start Records supplied

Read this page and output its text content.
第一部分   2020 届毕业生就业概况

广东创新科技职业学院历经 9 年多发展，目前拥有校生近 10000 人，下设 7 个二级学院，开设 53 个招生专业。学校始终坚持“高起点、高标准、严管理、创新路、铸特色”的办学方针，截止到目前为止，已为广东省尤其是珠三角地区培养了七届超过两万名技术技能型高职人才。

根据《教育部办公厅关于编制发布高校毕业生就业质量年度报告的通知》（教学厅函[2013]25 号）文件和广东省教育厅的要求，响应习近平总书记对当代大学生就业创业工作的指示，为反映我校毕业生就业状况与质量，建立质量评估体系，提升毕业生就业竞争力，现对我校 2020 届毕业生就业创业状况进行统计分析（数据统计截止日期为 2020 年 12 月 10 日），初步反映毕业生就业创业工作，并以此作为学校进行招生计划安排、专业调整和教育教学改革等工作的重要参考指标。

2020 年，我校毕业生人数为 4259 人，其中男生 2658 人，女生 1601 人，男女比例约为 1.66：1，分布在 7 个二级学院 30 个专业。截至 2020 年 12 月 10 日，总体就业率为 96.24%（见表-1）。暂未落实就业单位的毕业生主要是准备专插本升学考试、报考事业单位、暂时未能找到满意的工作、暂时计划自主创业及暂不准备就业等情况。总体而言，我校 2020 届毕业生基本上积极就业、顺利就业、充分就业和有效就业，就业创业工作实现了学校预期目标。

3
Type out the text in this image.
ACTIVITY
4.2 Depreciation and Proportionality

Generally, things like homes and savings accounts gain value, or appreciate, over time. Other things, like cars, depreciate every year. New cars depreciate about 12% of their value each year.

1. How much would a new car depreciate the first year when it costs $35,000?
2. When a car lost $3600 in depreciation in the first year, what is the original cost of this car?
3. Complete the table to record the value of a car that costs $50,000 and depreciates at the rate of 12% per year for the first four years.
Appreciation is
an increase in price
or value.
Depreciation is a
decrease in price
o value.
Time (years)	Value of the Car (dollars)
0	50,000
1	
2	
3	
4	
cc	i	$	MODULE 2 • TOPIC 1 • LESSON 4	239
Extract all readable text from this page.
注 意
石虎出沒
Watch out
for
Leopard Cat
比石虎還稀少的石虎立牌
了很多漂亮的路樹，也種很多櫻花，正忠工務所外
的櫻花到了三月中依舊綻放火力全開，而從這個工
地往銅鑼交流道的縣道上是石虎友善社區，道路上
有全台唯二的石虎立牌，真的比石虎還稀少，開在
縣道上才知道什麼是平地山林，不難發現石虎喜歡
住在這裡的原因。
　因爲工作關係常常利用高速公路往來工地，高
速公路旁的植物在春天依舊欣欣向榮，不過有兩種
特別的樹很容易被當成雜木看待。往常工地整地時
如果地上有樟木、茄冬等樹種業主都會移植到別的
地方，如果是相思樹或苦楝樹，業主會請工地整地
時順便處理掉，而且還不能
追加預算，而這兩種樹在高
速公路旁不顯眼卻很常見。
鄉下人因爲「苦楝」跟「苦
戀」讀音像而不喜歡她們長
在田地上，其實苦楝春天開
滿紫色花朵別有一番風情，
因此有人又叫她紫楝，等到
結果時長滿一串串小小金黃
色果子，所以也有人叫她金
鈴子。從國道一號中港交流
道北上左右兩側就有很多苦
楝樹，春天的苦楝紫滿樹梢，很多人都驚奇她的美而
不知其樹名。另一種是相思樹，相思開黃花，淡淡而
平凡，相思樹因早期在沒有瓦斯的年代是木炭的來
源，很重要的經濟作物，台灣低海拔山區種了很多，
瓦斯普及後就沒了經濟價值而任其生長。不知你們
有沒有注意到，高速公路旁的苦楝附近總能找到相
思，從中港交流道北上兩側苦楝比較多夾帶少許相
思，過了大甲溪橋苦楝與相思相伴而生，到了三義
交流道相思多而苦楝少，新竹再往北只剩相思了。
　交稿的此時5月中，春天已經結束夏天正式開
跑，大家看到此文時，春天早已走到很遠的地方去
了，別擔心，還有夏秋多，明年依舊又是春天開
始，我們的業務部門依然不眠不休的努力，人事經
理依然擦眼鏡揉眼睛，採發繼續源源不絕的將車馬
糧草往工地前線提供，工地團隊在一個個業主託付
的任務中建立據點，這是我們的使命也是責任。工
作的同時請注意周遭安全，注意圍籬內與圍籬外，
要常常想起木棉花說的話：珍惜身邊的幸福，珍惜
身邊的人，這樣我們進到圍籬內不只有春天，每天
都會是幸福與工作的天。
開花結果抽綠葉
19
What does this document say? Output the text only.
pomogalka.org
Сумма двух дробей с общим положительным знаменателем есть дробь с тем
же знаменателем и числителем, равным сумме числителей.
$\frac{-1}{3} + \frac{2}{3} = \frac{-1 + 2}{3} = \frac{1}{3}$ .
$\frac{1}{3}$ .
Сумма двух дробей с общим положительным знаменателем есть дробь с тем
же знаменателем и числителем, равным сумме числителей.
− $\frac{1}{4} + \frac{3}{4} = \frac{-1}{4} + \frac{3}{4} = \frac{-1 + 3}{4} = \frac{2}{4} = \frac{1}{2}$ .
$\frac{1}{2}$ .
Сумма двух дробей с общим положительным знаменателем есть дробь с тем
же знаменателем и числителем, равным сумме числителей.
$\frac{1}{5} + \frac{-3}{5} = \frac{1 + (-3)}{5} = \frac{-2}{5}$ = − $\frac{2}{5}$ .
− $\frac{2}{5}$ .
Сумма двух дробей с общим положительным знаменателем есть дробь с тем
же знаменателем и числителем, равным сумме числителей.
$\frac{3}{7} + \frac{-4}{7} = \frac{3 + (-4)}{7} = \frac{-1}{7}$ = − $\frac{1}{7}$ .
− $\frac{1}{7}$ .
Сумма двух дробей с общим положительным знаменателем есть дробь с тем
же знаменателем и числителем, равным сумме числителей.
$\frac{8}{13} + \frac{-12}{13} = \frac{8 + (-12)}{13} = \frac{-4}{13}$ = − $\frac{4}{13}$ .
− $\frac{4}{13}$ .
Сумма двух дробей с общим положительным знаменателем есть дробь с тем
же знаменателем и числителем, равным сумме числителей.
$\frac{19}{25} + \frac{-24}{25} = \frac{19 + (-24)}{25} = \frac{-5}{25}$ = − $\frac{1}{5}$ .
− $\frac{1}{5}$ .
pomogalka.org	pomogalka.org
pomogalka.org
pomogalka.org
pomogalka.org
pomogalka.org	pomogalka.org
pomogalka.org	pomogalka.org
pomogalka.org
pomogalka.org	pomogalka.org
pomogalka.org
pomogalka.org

end Records supplied

Using the exact wording, write out all of the records.

• **Task solution**:
Read this page and output its text content.
第一部分   2020 届毕业生就业概况

广东创新科技职业学院历经 9 年多发展，目前拥有校生近 10000 人，下设 7 个二级学院，开设 53 个招生专业。学校始终坚持“高起点、高标准、严管理、创新路、铸特色”的办学方针，截止到目前为止，已为广东省尤其是珠三角地区培养了七届超过两万名技术技能型高职人才。

根据《教育部办公厅关于编制发布高校毕业生就业质量年度报告的通知》（教学厅函[2013]25 号）文件和广东省教育厅的要求，响应习近平总书记对当代大学生就业创业工作的指示，为反映我校毕业生就业状况与质量，建立质量评估体系，提升毕业生就业竞争力，现对我校 2020 届毕业生就业创业状况进行统计分析（数据统计截止日期为 2020 年 12 月 10 日），初步反映毕业生就业创业工作，并以此作为学校进行招生计划安排、专业调整和教育教学改革等工作的重要参考指标。

2020 年，我校毕业生人数为 4259 人，其中男生 2658 人，女生 1601 人，男女比例约为 1.66：1，分布在 7 个二级学院 30 个专业。截至 2020 年 12 月 10 日，总体就业率为 96.24%（见表-1）。暂未落实就业单位的毕业生主要是准备专插本升学考试、报考事业单位、暂时未能找到满意的工作、暂时计划自主创业及暂不准备就业等情况。总体而言，我校 2020 届毕业生基本上积极就业、顺利就业、充分就业和有效就业，就业创业工作实现了学校预期目标。

3
Type out the text in this image.
ACTIVITY
4.2 Depreciation and Proportionality

Generally, things like homes and savings accounts gain value, or appreciate, over time. Other things, like cars, depreciate every year. New cars depreciate about 12% of their value each year.

1. How much would a new car depreciate the first year when it costs $35,000?
2. When a car lost $3600 in depreciation in the first year, what is the original cost of this car?
3. Complete the table to record the value of a car that costs $50,000 and depreciates at the rate of 12% per year for the first four years.
Appreciation is
an increase in price
or value.
Depreciation is a
decrease in price
o value.
Time (years)	Value of the Car (dollars)
0	50,000
1	
2	
3	
4	
cc	i	$	MODULE 2 • TOPIC 1 • LESSON 4	239
Extract all readable text from this page.
注 意
石虎出沒
Watch out
for
Leopard Cat
比石虎還稀少的石虎立牌
了很多漂亮的路樹，也種很多櫻花，正忠工務所外
的櫻花到了三月中依舊綻放火力全開，而從這個工
地往銅鑼交流道的縣道上是石虎友善社區，道路上
有全台唯二的石虎立牌，真的比石虎還稀少，開在
縣道上才知道什麼是平地山林，不難發現石虎喜歡
住在這裡的原因。
　因爲工作關係常常利用高速公路往來工地，高
速公路旁的植物在春天依舊欣欣向榮，不過有兩種
特別的樹很容易被當成雜木看待。往常工地整地時
如果地上有樟木、茄冬等樹種業主都會移植到別的
地方，如果是相思樹或苦楝樹，業主會請工地整地
時順便處理掉，而且還不能
追加預算，而這兩種樹在高
速公路旁不顯眼卻很常見。
鄉下人因爲「苦楝」跟「苦
戀」讀音像而不喜歡她們長
在田地上，其實苦楝春天開
滿紫色花朵別有一番風情，
因此有人又叫她紫楝，等到
結果時長滿一串串小小金黃
色果子，所以也有人叫她金
鈴子。從國道一號中港交流
道北上左右兩側就有很多苦
楝樹，春天的苦楝紫滿樹梢，很多人都驚奇她的美而
不知其樹名。另一種是相思樹，相思開黃花，淡淡而
平凡，相思樹因早期在沒有瓦斯的年代是木炭的來
源，很重要的經濟作物，台灣低海拔山區種了很多，
瓦斯普及後就沒了經濟價值而任其生長。不知你們
有沒有注意到，高速公路旁的苦楝附近總能找到相
思，從中港交流道北上兩側苦楝比較多夾帶少許相
思，過了大甲溪橋苦楝與相思相伴而生，到了三義
交流道相思多而苦楝少，新竹再往北只剩相思了。
　交稿的此時5月中，春天已經結束夏天正式開
跑，大家看到此文時，春天早已走到很遠的地方去
了，別擔心，還有夏秋多，明年依舊又是春天開
始，我們的業務部門依然不眠不休的努力，人事經
理依然擦眼鏡揉眼睛，採發繼續源源不絕的將車馬
糧草往工地前線提供，工地團隊在一個個業主託付
的任務中建立據點，這是我們的使命也是責任。工
作的同時請注意周遭安全，注意圍籬內與圍籬外，
要常常想起木棉花說的話：珍惜身邊的幸福，珍惜
身邊的人，這樣我們進到圍籬內不只有春天，每天
都會是幸福與工作的天。
開花結果抽綠葉
19
What does this document say? Output the text only.
pomogalka.org
Сумма двух дробей с общим положительным знаменателем есть дробь с тем
же знаменателем и числителем, равным сумме числителей.
$\frac{-1}{3} + \frac{2}{3} = \frac{-1 + 2}{3} = \frac{1}{3}$ .
$\frac{1}{3}$ .
Сумма двух дробей с общим положительным знаменателем есть дробь с тем
же знаменателем и числителем, равным сумме числителей.
− $\frac{1}{4} + \frac{3}{4} = \frac{-1}{4} + \frac{3}{4} = \frac{-1 + 3}{4} = \frac{2}{4} = \frac{1}{2}$ .
$\frac{1}{2}$ .
Сумма двух дробей с общим положительным знаменателем есть дробь с тем
же знаменателем и числителем, равным сумме числителей.
$\frac{1}{5} + \frac{-3}{5} = \frac{1 + (-3)}{5} = \frac{-2}{5}$ = − $\frac{2}{5}$ .
− $\frac{2}{5}$ .
Сумма двух дробей с общим положительным знаменателем есть дробь с тем
же знаменателем и числителем, равным сумме числителей.
$\frac{3}{7} + \frac{-4}{7} = \frac{3 + (-4)}{7} = \frac{-1}{7}$ = − $\frac{1}{7}$ .
− $\frac{1}{7}$ .
Сумма двух дробей с общим положительным знаменателем есть дробь с тем
же знаменателем и числителем, равным сумме числителей.
$\frac{8}{13} + \frac{-12}{13} = \frac{8 + (-12)}{13} = \frac{-4}{13}$ = − $\frac{4}{13}$ .
− $\frac{4}{13}$ .
Сумма двух дробей с общим положительным знаменателем есть дробь с тем
же знаменателем и числителем, равным сумме числителей.
$\frac{19}{25} + \frac{-24}{25} = \frac{19 + (-24)}{25} = \frac{-5}{25}$ = − $\frac{1}{5}$ .
− $\frac{1}{5}$ .
pomogalka.org	pomogalka.org
pomogalka.org
pomogalka.org
pomogalka.org
pomogalka.org	pomogalka.org
pomogalka.org	pomogalka.org
pomogalka.org
pomogalka.org	pomogalka.org
pomogalka.org
pomogalka.org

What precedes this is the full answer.